▶ **Exercise directions**: Check every line of the data below for the string "Colombia", and copy the ones that hold it.

▶ **Data provided**:
────────
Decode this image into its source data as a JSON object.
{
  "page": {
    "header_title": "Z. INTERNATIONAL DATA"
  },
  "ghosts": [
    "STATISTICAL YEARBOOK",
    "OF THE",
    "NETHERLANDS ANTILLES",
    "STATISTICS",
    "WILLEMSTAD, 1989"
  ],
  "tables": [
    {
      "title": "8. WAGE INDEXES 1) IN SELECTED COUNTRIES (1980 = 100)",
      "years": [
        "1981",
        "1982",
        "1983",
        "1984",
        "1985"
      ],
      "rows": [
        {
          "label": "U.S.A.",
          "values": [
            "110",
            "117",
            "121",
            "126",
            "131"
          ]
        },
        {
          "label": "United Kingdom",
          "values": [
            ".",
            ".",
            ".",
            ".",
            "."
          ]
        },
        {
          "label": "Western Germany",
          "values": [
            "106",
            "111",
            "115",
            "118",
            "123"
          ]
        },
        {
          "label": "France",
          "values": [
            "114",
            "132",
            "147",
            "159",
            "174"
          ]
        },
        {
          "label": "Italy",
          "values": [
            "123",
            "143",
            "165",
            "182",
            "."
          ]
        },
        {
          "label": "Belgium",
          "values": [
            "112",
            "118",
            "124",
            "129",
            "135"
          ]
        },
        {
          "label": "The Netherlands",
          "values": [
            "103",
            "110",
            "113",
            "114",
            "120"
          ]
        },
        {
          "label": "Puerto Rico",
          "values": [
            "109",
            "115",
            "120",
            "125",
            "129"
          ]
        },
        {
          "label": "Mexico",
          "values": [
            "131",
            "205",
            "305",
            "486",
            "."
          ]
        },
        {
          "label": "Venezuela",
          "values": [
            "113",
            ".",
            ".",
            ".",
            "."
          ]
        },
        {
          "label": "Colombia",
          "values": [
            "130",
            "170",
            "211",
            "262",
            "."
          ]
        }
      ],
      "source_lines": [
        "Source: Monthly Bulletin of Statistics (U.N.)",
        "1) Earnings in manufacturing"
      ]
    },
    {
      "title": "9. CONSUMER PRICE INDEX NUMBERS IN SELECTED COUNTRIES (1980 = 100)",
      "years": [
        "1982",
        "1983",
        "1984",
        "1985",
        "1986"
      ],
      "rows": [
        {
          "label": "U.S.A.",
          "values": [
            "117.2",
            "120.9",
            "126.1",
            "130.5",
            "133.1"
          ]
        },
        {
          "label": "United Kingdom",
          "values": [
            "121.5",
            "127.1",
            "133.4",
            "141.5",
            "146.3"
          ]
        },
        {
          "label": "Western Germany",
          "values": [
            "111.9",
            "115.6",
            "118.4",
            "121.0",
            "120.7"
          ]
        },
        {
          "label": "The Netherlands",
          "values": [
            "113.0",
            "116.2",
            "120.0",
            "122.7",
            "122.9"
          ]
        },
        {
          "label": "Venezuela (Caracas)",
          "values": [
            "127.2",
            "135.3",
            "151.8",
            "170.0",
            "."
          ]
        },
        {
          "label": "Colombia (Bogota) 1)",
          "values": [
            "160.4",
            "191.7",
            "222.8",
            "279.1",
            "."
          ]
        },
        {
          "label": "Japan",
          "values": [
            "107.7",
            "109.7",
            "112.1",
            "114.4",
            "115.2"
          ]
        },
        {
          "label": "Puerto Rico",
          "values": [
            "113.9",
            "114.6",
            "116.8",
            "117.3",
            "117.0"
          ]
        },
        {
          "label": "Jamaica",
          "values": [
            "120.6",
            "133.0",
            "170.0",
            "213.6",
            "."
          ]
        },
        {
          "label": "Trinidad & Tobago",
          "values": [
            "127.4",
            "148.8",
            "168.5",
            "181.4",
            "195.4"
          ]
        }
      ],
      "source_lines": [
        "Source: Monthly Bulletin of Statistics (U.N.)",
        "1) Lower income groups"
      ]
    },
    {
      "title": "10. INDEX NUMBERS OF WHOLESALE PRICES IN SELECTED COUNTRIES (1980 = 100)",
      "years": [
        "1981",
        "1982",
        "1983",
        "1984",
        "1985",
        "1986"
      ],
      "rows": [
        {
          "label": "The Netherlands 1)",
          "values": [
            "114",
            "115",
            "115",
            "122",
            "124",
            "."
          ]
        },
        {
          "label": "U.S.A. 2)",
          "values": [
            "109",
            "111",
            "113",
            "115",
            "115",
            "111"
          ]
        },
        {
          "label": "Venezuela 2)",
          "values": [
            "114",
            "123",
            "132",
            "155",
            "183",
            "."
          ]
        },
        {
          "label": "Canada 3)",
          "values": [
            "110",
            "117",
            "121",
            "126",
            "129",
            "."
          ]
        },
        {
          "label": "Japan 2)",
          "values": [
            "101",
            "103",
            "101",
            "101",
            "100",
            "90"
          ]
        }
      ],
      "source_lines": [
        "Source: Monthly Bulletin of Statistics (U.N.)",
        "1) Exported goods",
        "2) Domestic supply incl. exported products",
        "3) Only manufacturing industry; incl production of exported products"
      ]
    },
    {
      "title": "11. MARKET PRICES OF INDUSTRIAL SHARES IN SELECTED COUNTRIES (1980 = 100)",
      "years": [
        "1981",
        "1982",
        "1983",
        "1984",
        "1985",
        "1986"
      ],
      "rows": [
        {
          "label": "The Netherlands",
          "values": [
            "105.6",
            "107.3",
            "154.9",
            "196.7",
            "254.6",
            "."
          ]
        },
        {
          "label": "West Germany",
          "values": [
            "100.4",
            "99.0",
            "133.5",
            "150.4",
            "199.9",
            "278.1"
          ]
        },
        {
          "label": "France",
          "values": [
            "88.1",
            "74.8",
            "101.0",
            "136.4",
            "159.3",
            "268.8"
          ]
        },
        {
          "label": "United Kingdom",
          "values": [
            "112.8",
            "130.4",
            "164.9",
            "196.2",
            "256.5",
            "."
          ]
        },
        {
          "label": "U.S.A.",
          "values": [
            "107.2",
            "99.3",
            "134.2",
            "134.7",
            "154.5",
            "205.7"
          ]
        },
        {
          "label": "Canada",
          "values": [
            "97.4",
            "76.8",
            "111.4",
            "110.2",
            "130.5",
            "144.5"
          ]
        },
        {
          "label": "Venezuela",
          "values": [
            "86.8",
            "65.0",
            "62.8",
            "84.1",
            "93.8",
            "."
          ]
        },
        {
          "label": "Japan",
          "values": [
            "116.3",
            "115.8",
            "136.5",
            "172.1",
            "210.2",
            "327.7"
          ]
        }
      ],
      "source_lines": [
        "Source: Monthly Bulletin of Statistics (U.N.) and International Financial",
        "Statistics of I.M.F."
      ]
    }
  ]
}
────────
▶ **Response to this task**:
          "label": "Colombia",
          "label": "Colombia (Bogota) 1)",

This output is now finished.